## [Trecho fornecido]
__________
O JOGO

Fabrizzio B. Dal Piero

O jogo é fundamentalmente um símbolo de luta, contra a morte (jogos funerários), contra os elementos (jogos agrários), contra as forças hostis (jogos guerreiros), contra Deus (jogos da vida); contra si mesmo (contra o medo, a fraqueza as dúvidas, os amores perdidos, contra as desilusões etc.).

Mesmo quando são puro divertimento, incluem gritos de vitória, pelo menos do lado do ganhador. Combate, sorte, simulacro ou vertigem, o jogo assim como na guerra é por si só um universo, no qual, através de oportunidades e riscos, cada qual precisa achar o seu lugar.

O jogo não é apenas a atividade especifica que leva seu nome, mas ainda a totalidade das figuras, dos símbolos ou dos instrumentos necessários a essa atividade ou ao funcionamento de um conjunto complexo. Os jogos podem apresentar os mais variados aspectos segundo as necessidades de cada época. Não são apenas um passatempo. Podem ser iniciáticos, didáticos, miméticos, competitivos. Inspiram-se nas exigências da vida e desenvolvem as faculdades de adaptação social. Os jogos têm, ademais, um valor encantatório. Opondo um campo a outro, opõem, na verdade dois princípios, dois pólos, e o triunfo de um deles deve garantir um benefício individual ou coletivo.
__________
## [Tarefa proposta]
Dê continuidade ao texto acima sobre o jogo, a partir de sua última frase.

## [Linhas de dados]
__________
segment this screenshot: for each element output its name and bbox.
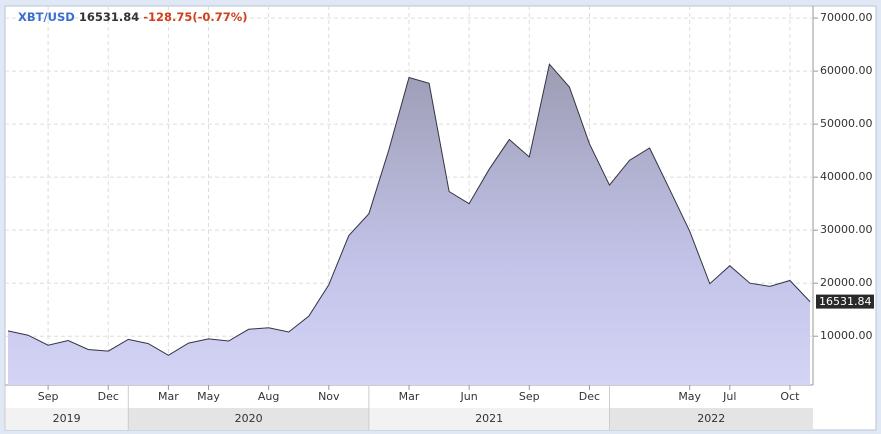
__________
## [Resultado do exercício]
Conta-se que em algum momento da história da Índia o rei Iadava conduziu seu povo em uma batalha na qual veio a falecer seu filho, que patrioticamente se sacrificou no mais aceso da refrega para salvar a sua posição que deu aos seus a vitória final. Terminada a cruenta campanha e assegurada a nova linha de suas fronteiras, o rei viu-se tomado por terrível angústia e tristeza, sem que as peripécias da batalha lhe saíssem do pensamento. Passado certo tempo, o rei foi informado que um brâmane solicitava uma audiência a fim de mostrar-lhe um jogo (uma primeira forma de xadrez) que tinha inventado e que iria ajuda-lo a superar a tristeza. As peças do jogo representavam a infantaria, a cavalaria, os oficiais e o rei. Rapidamente orei aprendeu as regras do jogo e, em umas das partidas, notou que para vencer aquela partida era indispensável que o rei sacrificasse um dos oficiais que tanto empenho tinha protegido. Percebeu então o rei que o sacrifício de um príncipe era por vezes imposto como fatalidade para que dela resultassem a paz e liberdade de um povo. A lenda do xadrez ilustra bem como a tríade, vida guerra e jogo andam sempre juntas e convida o paciente, ou o rei, a simplesmente se concentrar em sua experiência presente, pressupondo que a situação inacabada mais importante, não resolvida no passado, inevitavelmente emergirá nesta experiência presente, e quando isso ocorrer, terá o paciente ou soldado oportunidade de experimenta-la de novo, a fim de completá-la com as novas.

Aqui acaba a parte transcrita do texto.